What you have to do –
Copy out every line of the data exactly; do not include the images.

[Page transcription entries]
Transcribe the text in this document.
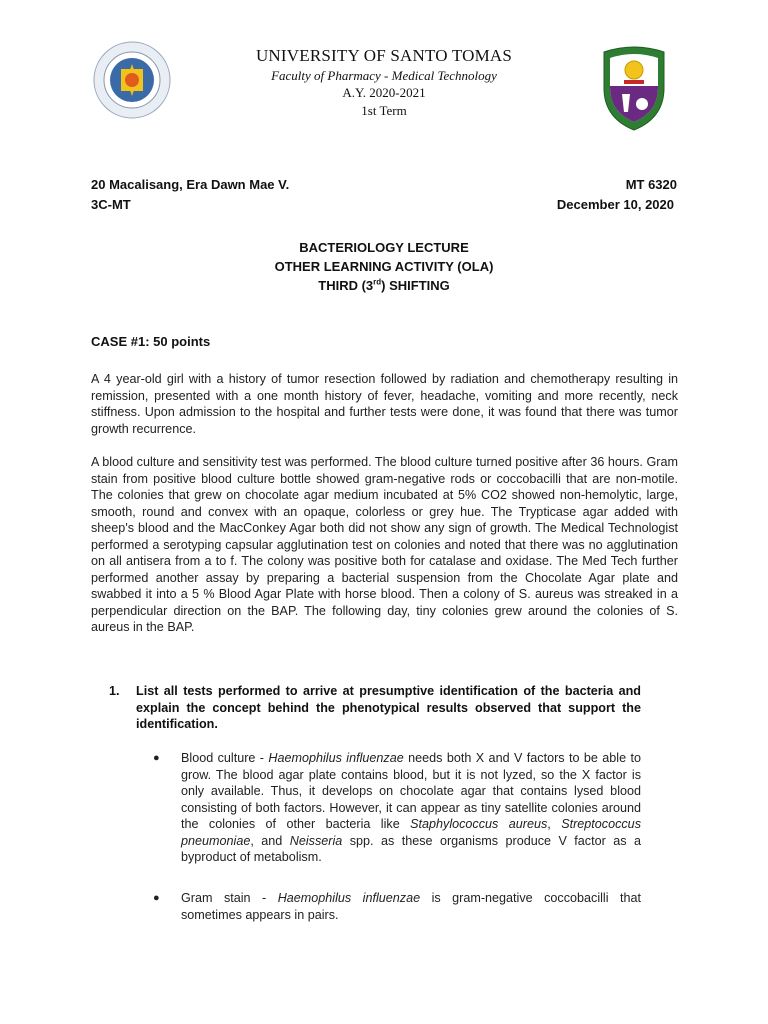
UNIVERSITY OF SANTO TOMAS
Faculty of Pharmacy - Medical Technology
A.Y. 2020-2021
1st Term
20 Macalisang, Era Dawn Mae V.	MT 6320
3C-MT	December 10, 2020
BACTERIOLOGY LECTURE
OTHER LEARNING ACTIVITY (OLA)
THIRD (3rd) SHIFTING
CASE #1: 50 points
A 4 year-old girl with a history of tumor resection followed by radiation and chemotherapy resulting in remission, presented with a one month history of fever, headache, vomiting and more recently, neck stiffness. Upon admission to the hospital and further tests were done, it was found that there was tumor growth recurrence.
A blood culture and sensitivity test was performed. The blood culture turned positive after 36 hours. Gram stain from positive blood culture bottle showed gram-negative rods or coccobacilli that are non-motile. The colonies that grew on chocolate agar medium incubated at 5% CO2 showed non-hemolytic, large, smooth, round and convex with an opaque, colorless or grey hue. The Trypticase agar added with sheep's blood and the MacConkey Agar both did not show any sign of growth. The Medical Technologist performed a serotyping capsular agglutination test on colonies and noted that there was no agglutination on all antisera from a to f. The colony was positive both for catalase and oxidase. The Med Tech further performed another assay by preparing a bacterial suspension from the Chocolate Agar plate and swabbed it into a 5 % Blood Agar Plate with horse blood. Then a colony of S. aureus was streaked in a perpendicular direction on the BAP. The following day, tiny colonies grew around the colonies of S. aureus in the BAP.
1.	List all tests performed to arrive at presumptive identification of the bacteria and explain the concept behind the phenotypical results observed that support the identification.
●	Blood culture - Haemophilus influenzae needs both X and V factors to be able to grow. The blood agar plate contains blood, but it is not lyzed, so the X factor is only available. Thus, it develops on chocolate agar that contains lysed blood consisting of both factors. However, it can appear as tiny satellite colonies around the colonies of other bacteria like Staphylococcus aureus, Streptococcus pneumoniae, and Neisseria spp. as these organisms produce V factor as a byproduct of metabolism.
●	Gram stain - Haemophilus influenzae is gram-negative coccobacilli that sometimes appears in pairs.
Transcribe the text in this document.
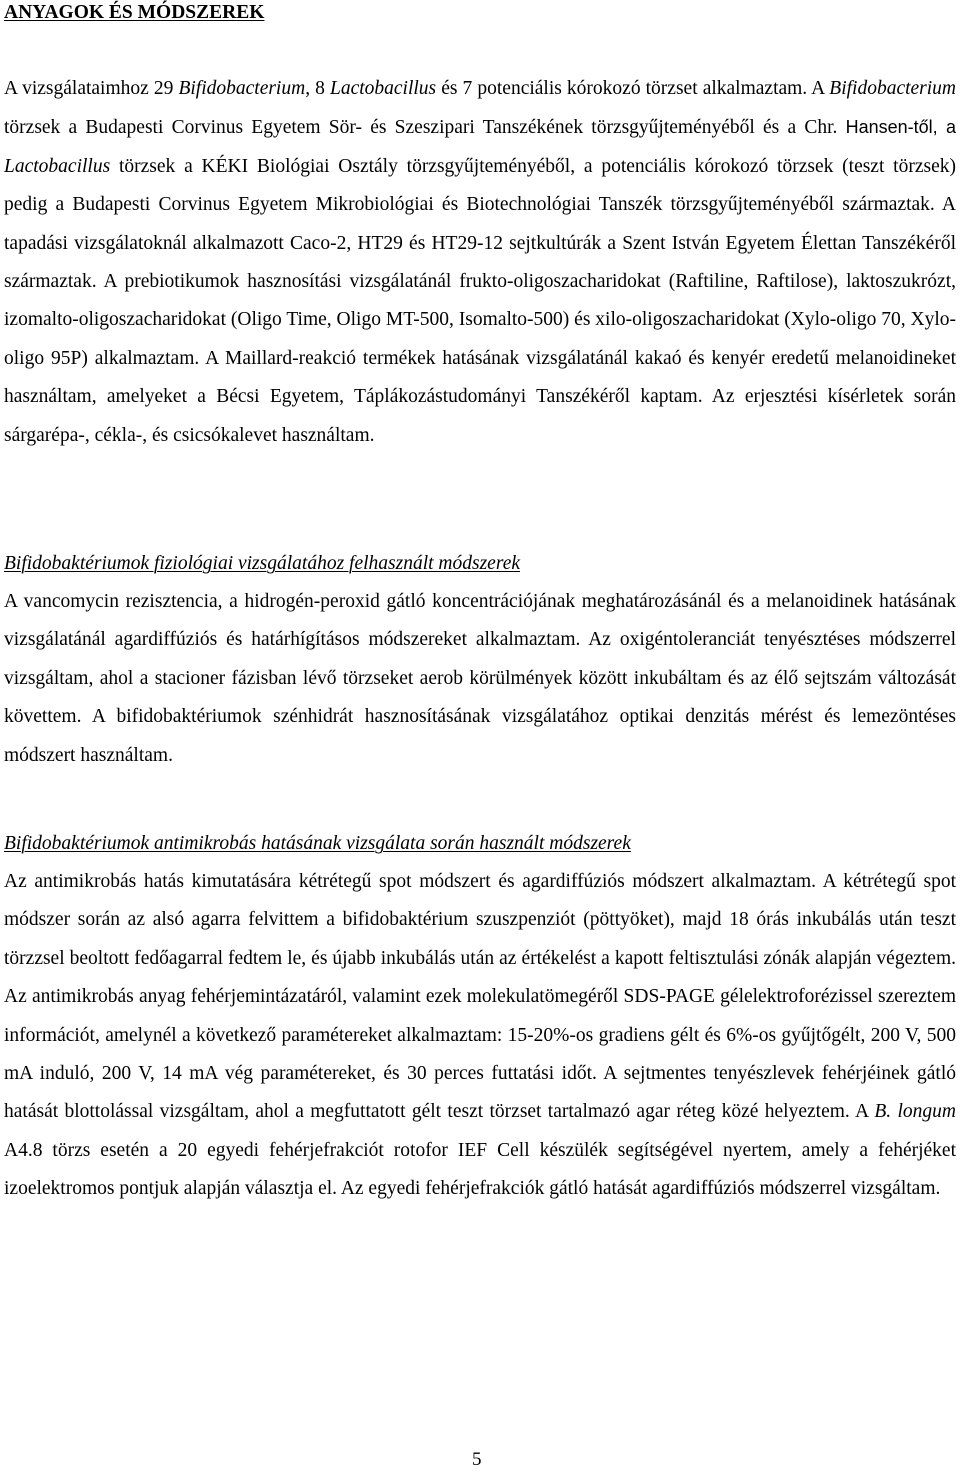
ANYAGOK ÉS MÓDSZEREK

A vizsgálataimhoz 29 Bifidobacterium, 8 Lactobacillus és 7 potenciális kórokozó törzset alkalmaztam. A Bifidobacterium törzsek a Budapesti Corvinus Egyetem Sör- és Szeszipari Tanszékének törzsgyűjteményéből és a Chr. Hansen-től, a Lactobacillus törzsek a KÉKI Biológiai Osztály törzsgyűjteményéből, a potenciális kórokozó törzsek (teszt törzsek) pedig a Budapesti Corvinus Egyetem Mikrobiológiai és Biotechnológiai Tanszék törzsgyűjteményéből származtak. A tapadási vizsgálatoknál alkalmazott Caco-2, HT29 és HT29-12 sejtkultúrák a Szent István Egyetem Élettan Tanszékéről származtak. A prebiotikumok hasznosítási vizsgálatánál frukto-oligoszacharidokat (Raftiline, Raftilose), laktoszukrózt, izomalto-oligoszacharidokat (Oligo Time, Oligo MT-500, Isomalto-500) és xilo-oligoszacharidokat (Xylo-oligo 70, Xylo-oligo 95P) alkalmaztam. A Maillard-reakció termékek hatásának vizsgálatánál kakaó és kenyér eredetű melanoidineket használtam, amelyeket a Bécsi Egyetem, Táplákozástudományi Tanszékéről kaptam. Az erjesztési kísérletek során sárgarépa-, cékla-, és csicsókalevet használtam.

Bifidobaktériumok fiziológiai vizsgálatához felhasznált módszerek

A vancomycin rezisztencia, a hidrogén-peroxid gátló koncentrációjának meghatározásánál és a melanoidinek hatásának vizsgálatánál agardiffúziós és határhígításos módszereket alkalmaztam. Az oxigéntoleranciát tenyésztéses módszerrel vizsgáltam, ahol a stacioner fázisban lévő törzseket aerob körülmények között inkubáltam és az élő sejtszám változását követtem. A bifidobaktériumok szénhidrát hasznosításának vizsgálatához optikai denzitás mérést és lemezöntéses módszert használtam.

Bifidobaktériumok antimikrobás hatásának vizsgálata során használt módszerek

Az antimikrobás hatás kimutatására kétrétegű spot módszert és agardiffúziós módszert alkalmaztam. A kétrétegű spot módszer során az alsó agarra felvittem a bifidobaktérium szuszpenziót (pöttyöket), majd 18 órás inkubálás után teszt törzzsel beoltott fedőagarral fedtem le, és újabb inkubálás után az értékelést a kapott feltisztulási zónák alapján végeztem. Az antimikrobás anyag fehérjemintázatáról, valamint ezek molekulatömegéről SDS-PAGE gélelektroforézissel szereztem információt, amelynél a következő paramétereket alkalmaztam: 15-20%-os gradiens gélt és 6%-os gyűjtőgélt, 200 V, 500 mA induló, 200 V, 14 mA vég paramétereket, és 30 perces futtatási időt. A sejtmentes tenyészlevek fehérjéinek gátló hatását blottolással vizsgáltam, ahol a megfuttatott gélt teszt törzset tartalmazó agar réteg közé helyeztem. A B. longum A4.8 törzs esetén a 20 egyedi fehérjefrakciót rotofor IEF Cell készülék segítségével nyertem, amely a fehérjéket izoelektromos pontjuk alapján választja el. Az egyedi fehérjefrakciók gátló hatását agardiffúziós módszerrel vizsgáltam.

5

Output of the task –
Transcribe the text in this document.
UNIVERSITY OF SANTO TOMAS
Faculty of Pharmacy - Medical Technology
A.Y. 2020-2021
1st Term
20 Macalisang, Era Dawn Mae V.	MT 6320
3C-MT	December 10, 2020
BACTERIOLOGY LECTURE
OTHER LEARNING ACTIVITY (OLA)
THIRD (3rd) SHIFTING
CASE #1: 50 points
A 4 year-old girl with a history of tumor resection followed by radiation and chemotherapy resulting in remission, presented with a one month history of fever, headache, vomiting and more recently, neck stiffness. Upon admission to the hospital and further tests were done, it was found that there was tumor growth recurrence.
A blood culture and sensitivity test was performed. The blood culture turned positive after 36 hours. Gram stain from positive blood culture bottle showed gram-negative rods or coccobacilli that are non-motile. The colonies that grew on chocolate agar medium incubated at 5% CO2 showed non-hemolytic, large, smooth, round and convex with an opaque, colorless or grey hue. The Trypticase agar added with sheep's blood and the MacConkey Agar both did not show any sign of growth. The Medical Technologist performed a serotyping capsular agglutination test on colonies and noted that there was no agglutination on all antisera from a to f. The colony was positive both for catalase and oxidase. The Med Tech further performed another assay by preparing a bacterial suspension from the Chocolate Agar plate and swabbed it into a 5 % Blood Agar Plate with horse blood. Then a colony of S. aureus was streaked in a perpendicular direction on the BAP. The following day, tiny colonies grew around the colonies of S. aureus in the BAP.
1.	List all tests performed to arrive at presumptive identification of the bacteria and explain the concept behind the phenotypical results observed that support the identification.
●	Blood culture - Haemophilus influenzae needs both X and V factors to be able to grow. The blood agar plate contains blood, but it is not lyzed, so the X factor is only available. Thus, it develops on chocolate agar that contains lysed blood consisting of both factors. However, it can appear as tiny satellite colonies around the colonies of other bacteria like Staphylococcus aureus, Streptococcus pneumoniae, and Neisseria spp. as these organisms produce V factor as a byproduct of metabolism.
●	Gram stain - Haemophilus influenzae is gram-negative coccobacilli that sometimes appears in pairs.
Transcribe the text in this document.
ANYAGOK ÉS MÓDSZEREK

A vizsgálataimhoz 29 Bifidobacterium, 8 Lactobacillus és 7 potenciális kórokozó törzset alkalmaztam. A Bifidobacterium törzsek a Budapesti Corvinus Egyetem Sör- és Szeszipari Tanszékének törzsgyűjteményéből és a Chr. Hansen-től, a Lactobacillus törzsek a KÉKI Biológiai Osztály törzsgyűjteményéből, a potenciális kórokozó törzsek (teszt törzsek) pedig a Budapesti Corvinus Egyetem Mikrobiológiai és Biotechnológiai Tanszék törzsgyűjteményéből származtak. A tapadási vizsgálatoknál alkalmazott Caco-2, HT29 és HT29-12 sejtkultúrák a Szent István Egyetem Élettan Tanszékéről származtak. A prebiotikumok hasznosítási vizsgálatánál frukto-oligoszacharidokat (Raftiline, Raftilose), laktoszukrózt, izomalto-oligoszacharidokat (Oligo Time, Oligo MT-500, Isomalto-500) és xilo-oligoszacharidokat (Xylo-oligo 70, Xylo-oligo 95P) alkalmaztam. A Maillard-reakció termékek hatásának vizsgálatánál kakaó és kenyér eredetű melanoidineket használtam, amelyeket a Bécsi Egyetem, Táplákozástudományi Tanszékéről kaptam. Az erjesztési kísérletek során sárgarépa-, cékla-, és csicsókalevet használtam.

Bifidobaktériumok fiziológiai vizsgálatához felhasznált módszerek

A vancomycin rezisztencia, a hidrogén-peroxid gátló koncentrációjának meghatározásánál és a melanoidinek hatásának vizsgálatánál agardiffúziós és határhígításos módszereket alkalmaztam. Az oxigéntoleranciát tenyésztéses módszerrel vizsgáltam, ahol a stacioner fázisban lévő törzseket aerob körülmények között inkubáltam és az élő sejtszám változását követtem. A bifidobaktériumok szénhidrát hasznosításának vizsgálatához optikai denzitás mérést és lemezöntéses módszert használtam.

Bifidobaktériumok antimikrobás hatásának vizsgálata során használt módszerek

Az antimikrobás hatás kimutatására kétrétegű spot módszert és agardiffúziós módszert alkalmaztam. A kétrétegű spot módszer során az alsó agarra felvittem a bifidobaktérium szuszpenziót (pöttyöket), majd 18 órás inkubálás után teszt törzzsel beoltott fedőagarral fedtem le, és újabb inkubálás után az értékelést a kapott feltisztulási zónák alapján végeztem. Az antimikrobás anyag fehérjemintázatáról, valamint ezek molekulatömegéről SDS-PAGE gélelektroforézissel szereztem információt, amelynél a következő paramétereket alkalmaztam: 15-20%-os gradiens gélt és 6%-os gyűjtőgélt, 200 V, 500 mA induló, 200 V, 14 mA vég paramétereket, és 30 perces futtatási időt. A sejtmentes tenyészlevek fehérjéinek gátló hatását blottolással vizsgáltam, ahol a megfuttatott gélt teszt törzset tartalmazó agar réteg közé helyeztem. A B. longum A4.8 törzs esetén a 20 egyedi fehérjefrakciót rotofor IEF Cell készülék segítségével nyertem, amely a fehérjéket izoelektromos pontjuk alapján választja el. Az egyedi fehérjefrakciók gátló hatását agardiffúziós módszerrel vizsgáltam.

5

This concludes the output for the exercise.